§ TASK REQUIREMENTS: Copy every line of the data that contains the string "начальника".

§ DATASET EXCERPTS:
-----
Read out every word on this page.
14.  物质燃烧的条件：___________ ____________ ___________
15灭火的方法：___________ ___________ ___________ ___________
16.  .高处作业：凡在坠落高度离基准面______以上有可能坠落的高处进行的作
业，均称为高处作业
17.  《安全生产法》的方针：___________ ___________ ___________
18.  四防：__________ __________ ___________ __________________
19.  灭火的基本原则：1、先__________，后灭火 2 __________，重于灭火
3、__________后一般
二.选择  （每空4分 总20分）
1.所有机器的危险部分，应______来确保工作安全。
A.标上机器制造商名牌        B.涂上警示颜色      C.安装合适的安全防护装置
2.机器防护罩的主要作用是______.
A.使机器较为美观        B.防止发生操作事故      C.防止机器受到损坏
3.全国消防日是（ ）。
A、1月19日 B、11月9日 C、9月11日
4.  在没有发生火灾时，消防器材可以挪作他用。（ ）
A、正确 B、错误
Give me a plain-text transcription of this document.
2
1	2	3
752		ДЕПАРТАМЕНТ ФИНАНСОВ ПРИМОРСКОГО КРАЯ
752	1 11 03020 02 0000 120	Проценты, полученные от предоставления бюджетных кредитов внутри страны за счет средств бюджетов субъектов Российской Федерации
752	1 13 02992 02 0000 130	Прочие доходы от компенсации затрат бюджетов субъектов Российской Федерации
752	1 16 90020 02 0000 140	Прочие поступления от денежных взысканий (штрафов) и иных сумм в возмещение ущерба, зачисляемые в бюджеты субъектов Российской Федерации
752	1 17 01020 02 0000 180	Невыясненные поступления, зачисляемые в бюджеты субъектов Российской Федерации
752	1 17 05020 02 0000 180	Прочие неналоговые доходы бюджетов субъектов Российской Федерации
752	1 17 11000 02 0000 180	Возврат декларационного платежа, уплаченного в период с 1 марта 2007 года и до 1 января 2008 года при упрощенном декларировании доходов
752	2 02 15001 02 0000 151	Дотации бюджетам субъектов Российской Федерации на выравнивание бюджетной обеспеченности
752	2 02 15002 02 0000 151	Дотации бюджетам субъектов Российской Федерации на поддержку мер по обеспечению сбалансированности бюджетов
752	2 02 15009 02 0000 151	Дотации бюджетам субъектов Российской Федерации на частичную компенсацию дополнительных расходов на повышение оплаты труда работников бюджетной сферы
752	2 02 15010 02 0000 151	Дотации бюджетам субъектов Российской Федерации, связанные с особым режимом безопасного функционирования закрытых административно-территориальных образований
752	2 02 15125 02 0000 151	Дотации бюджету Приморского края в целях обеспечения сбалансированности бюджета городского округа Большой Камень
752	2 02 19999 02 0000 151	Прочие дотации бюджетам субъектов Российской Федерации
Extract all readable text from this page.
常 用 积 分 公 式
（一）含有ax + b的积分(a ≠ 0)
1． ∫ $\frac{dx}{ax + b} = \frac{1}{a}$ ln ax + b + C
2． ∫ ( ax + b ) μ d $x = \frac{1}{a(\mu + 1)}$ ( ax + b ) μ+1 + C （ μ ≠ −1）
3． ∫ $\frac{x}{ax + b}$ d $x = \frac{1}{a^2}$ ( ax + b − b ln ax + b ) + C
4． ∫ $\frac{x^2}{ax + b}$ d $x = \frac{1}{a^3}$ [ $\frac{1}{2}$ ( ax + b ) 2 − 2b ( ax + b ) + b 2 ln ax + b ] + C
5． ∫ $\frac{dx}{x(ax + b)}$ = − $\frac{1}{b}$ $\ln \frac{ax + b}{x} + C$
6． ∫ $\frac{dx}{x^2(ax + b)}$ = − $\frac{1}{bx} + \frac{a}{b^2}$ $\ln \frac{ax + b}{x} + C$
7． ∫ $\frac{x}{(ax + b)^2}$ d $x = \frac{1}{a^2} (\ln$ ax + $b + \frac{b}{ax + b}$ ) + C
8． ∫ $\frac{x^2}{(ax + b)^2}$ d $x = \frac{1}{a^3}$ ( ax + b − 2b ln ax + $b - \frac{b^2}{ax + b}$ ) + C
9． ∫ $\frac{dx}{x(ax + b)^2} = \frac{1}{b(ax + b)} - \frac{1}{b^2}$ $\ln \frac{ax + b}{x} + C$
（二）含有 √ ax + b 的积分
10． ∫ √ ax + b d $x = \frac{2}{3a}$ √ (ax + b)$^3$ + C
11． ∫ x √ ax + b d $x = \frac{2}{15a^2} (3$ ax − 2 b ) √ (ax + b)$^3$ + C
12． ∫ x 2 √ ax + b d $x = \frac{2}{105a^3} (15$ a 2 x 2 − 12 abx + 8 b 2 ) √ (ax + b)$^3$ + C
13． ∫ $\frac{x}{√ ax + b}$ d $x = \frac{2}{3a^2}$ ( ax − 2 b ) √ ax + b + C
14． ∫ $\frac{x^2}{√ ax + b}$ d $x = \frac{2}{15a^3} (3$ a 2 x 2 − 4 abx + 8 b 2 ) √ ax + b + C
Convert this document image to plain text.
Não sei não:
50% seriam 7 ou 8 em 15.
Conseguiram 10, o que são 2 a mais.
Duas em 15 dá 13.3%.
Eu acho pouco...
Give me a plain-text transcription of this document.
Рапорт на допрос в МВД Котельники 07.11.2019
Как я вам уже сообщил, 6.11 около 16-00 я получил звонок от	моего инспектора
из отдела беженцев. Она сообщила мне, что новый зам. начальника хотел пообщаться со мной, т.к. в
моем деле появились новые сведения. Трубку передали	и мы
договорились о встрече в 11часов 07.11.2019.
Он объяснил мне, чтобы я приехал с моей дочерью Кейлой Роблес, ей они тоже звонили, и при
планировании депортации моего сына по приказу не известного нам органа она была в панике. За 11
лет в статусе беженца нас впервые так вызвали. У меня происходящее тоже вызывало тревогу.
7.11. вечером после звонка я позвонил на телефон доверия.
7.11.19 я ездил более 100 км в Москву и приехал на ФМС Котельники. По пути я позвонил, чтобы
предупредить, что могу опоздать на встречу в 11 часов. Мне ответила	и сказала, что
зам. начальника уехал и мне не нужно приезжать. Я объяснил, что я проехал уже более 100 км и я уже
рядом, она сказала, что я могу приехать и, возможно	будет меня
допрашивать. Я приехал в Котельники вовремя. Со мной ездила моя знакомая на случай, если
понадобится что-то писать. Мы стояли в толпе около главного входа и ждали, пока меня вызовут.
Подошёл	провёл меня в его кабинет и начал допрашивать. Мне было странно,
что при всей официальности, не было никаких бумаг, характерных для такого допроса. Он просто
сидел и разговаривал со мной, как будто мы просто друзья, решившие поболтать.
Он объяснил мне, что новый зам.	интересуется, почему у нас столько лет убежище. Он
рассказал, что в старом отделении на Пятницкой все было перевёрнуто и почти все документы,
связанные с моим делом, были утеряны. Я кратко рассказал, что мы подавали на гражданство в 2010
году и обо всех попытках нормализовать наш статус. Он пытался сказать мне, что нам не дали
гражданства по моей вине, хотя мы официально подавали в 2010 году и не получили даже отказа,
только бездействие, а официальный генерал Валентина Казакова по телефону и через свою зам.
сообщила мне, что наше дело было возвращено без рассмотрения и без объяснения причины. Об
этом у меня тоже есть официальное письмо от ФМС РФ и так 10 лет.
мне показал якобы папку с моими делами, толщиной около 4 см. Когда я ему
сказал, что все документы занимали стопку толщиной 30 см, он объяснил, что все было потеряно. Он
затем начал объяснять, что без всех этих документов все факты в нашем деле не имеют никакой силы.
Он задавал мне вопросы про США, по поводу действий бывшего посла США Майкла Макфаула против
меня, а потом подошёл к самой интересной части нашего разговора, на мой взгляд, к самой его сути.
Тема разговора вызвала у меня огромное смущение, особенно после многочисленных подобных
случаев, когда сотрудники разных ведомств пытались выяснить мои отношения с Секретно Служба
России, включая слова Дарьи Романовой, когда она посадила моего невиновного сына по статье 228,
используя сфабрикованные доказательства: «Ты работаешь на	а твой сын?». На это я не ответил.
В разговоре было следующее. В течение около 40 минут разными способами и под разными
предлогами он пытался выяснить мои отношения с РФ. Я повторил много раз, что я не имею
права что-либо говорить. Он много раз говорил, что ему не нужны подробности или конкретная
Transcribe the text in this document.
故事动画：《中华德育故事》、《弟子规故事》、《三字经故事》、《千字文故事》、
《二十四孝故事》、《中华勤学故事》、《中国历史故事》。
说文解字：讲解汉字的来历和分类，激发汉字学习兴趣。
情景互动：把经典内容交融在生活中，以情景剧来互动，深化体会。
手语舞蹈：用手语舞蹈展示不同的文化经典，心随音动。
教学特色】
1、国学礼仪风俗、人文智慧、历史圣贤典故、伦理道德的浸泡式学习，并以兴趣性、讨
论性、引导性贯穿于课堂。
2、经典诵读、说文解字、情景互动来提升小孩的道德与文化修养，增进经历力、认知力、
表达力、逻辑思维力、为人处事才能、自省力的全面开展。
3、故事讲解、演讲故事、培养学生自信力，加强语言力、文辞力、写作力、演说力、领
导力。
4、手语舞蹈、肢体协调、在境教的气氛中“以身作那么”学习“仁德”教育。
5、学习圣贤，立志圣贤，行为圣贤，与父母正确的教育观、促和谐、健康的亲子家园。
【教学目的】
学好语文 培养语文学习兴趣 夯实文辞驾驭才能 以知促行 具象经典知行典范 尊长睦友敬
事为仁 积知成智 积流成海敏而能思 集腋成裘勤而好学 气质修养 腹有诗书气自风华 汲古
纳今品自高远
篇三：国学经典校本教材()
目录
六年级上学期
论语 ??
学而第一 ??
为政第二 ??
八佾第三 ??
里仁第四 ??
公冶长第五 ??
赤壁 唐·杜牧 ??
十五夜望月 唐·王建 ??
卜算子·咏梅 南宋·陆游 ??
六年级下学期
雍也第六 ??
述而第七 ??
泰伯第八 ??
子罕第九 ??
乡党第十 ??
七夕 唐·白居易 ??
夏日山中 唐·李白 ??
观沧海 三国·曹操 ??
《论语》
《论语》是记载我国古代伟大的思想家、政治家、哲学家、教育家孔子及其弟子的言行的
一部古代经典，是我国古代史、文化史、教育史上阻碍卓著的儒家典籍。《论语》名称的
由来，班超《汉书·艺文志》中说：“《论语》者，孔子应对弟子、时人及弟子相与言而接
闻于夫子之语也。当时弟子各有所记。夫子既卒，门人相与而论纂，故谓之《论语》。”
-----
§ ANSWER TO THE EXERCISE:
из отдела беженцев. Она сообщила мне, что новый зам. начальника хотел пообщаться со мной, т.к. в
зам. начальника уехал и мне не нужно приезжать. Я объяснил, что я проехал уже более 100 км и я уже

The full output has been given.